> Records:
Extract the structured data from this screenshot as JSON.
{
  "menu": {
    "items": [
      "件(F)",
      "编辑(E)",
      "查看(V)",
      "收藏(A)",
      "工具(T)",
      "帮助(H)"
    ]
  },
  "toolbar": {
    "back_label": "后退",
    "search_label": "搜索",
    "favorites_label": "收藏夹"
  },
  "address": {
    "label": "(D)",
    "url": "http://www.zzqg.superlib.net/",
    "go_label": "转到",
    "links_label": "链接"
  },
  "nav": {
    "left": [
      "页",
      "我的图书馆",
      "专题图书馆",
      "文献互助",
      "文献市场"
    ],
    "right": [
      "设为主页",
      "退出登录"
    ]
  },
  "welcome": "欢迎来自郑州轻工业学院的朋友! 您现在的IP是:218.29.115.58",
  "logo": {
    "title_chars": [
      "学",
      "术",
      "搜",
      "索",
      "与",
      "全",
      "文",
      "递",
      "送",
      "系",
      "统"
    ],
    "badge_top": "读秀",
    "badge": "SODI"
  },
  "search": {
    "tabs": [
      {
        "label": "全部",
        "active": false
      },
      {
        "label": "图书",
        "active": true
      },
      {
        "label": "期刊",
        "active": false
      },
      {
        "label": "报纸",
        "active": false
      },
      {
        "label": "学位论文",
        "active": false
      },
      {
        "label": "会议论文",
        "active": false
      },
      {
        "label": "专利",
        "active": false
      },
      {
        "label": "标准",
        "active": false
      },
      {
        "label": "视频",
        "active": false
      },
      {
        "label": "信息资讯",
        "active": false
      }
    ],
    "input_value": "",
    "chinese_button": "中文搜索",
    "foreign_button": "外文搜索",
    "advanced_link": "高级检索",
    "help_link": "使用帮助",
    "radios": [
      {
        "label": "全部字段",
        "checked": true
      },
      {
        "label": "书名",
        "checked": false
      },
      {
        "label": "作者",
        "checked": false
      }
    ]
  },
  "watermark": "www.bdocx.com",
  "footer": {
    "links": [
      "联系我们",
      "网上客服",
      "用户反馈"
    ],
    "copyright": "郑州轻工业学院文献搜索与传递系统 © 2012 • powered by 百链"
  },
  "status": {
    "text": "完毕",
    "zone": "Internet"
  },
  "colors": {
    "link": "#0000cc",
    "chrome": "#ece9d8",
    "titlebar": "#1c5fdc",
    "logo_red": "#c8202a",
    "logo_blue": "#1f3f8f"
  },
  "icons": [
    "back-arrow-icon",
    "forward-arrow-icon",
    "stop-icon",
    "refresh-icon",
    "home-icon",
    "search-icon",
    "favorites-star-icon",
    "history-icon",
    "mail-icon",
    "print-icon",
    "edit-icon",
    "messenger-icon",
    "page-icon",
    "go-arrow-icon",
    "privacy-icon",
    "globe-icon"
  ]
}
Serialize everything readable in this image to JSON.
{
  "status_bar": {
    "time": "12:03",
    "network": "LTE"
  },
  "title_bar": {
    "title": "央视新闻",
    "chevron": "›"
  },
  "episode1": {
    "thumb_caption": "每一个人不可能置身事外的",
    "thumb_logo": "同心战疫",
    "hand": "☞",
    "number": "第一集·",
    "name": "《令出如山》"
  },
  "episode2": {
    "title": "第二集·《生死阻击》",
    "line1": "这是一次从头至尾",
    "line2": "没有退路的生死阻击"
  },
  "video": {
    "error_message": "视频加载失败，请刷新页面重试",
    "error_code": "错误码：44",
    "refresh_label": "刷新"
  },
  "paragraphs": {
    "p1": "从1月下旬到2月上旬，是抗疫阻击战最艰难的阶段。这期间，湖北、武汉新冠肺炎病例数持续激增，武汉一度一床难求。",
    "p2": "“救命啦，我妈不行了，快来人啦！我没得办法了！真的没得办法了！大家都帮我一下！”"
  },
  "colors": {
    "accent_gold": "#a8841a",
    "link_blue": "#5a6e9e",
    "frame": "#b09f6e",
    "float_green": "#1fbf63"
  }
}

> The request:
Go through the listing above and locate each line that holds the word "this". Copy those lines.

> Task result:
Extract the structured data from this screenshot as JSON.
Serialize everything readable in this image to JSON.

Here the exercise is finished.